WORK TO BE COMPLETED |
Check every line of the entries that follow, and copy the ones containing "image".

ENTRIES PROVIDED |
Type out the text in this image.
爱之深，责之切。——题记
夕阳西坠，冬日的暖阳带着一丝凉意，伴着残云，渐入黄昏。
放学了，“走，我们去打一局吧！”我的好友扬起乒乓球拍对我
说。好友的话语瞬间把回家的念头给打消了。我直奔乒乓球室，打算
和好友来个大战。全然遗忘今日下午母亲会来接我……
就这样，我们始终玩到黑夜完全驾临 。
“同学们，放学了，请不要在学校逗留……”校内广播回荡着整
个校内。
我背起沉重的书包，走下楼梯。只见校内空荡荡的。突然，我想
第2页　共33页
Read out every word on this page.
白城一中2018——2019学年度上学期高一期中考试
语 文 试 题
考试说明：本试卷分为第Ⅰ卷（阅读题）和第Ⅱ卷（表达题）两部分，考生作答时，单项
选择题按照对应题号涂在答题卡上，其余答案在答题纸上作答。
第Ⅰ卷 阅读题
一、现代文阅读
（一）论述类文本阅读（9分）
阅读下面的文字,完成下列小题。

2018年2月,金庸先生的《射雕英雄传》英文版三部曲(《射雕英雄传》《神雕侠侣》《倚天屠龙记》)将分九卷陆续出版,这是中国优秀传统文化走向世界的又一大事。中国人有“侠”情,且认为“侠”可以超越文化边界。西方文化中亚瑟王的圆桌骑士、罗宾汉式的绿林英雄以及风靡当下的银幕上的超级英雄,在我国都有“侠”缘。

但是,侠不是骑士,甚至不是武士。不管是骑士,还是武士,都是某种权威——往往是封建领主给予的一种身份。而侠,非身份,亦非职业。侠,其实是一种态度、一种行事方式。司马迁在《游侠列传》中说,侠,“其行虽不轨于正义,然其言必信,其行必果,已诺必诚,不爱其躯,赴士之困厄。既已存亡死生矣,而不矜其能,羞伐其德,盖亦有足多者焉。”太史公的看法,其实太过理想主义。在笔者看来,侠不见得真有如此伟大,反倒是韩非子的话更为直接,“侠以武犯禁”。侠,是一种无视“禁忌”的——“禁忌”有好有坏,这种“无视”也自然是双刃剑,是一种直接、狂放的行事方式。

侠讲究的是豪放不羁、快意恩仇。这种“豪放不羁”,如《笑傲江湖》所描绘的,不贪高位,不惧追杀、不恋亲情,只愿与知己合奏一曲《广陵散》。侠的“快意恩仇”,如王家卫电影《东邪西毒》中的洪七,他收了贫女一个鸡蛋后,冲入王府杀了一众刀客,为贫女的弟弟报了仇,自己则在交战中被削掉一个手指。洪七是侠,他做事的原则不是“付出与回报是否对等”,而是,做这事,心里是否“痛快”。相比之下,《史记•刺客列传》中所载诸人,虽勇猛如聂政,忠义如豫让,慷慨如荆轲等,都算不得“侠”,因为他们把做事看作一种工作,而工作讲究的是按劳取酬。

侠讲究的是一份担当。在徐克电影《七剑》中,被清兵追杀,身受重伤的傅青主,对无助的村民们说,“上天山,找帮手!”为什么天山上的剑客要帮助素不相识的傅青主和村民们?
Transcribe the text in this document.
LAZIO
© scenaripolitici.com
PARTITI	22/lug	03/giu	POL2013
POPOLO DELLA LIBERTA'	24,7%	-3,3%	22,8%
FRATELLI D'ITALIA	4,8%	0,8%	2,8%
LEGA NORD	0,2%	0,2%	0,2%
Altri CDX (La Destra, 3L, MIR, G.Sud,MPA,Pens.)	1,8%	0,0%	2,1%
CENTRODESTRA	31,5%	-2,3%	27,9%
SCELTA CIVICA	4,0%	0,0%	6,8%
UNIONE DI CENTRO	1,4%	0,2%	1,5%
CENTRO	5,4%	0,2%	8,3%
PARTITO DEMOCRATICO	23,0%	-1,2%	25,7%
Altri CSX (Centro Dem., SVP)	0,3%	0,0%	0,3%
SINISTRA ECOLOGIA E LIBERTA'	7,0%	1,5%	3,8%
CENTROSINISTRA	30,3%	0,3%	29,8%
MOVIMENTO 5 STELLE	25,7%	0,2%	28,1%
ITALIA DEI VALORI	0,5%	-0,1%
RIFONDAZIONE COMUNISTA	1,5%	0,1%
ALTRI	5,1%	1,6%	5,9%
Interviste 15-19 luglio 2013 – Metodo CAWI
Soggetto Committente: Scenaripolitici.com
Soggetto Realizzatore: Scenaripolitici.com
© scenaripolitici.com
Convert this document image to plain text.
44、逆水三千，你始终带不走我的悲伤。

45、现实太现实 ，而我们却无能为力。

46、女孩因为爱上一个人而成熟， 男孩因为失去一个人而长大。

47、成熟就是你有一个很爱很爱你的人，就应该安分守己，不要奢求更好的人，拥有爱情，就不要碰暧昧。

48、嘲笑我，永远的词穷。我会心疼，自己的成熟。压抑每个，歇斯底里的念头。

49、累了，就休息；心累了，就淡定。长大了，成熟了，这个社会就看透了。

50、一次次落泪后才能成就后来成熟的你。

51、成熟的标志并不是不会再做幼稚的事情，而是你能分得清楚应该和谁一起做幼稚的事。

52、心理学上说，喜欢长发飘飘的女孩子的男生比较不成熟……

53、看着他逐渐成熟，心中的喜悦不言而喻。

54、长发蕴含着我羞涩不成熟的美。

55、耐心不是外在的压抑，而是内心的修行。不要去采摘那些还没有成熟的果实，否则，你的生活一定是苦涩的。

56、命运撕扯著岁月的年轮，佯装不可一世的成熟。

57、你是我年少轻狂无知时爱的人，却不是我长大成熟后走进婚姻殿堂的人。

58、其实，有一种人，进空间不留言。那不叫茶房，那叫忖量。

WRITTEN RESPONSE |
Type out the text in this image.
Convert this document image to plain text.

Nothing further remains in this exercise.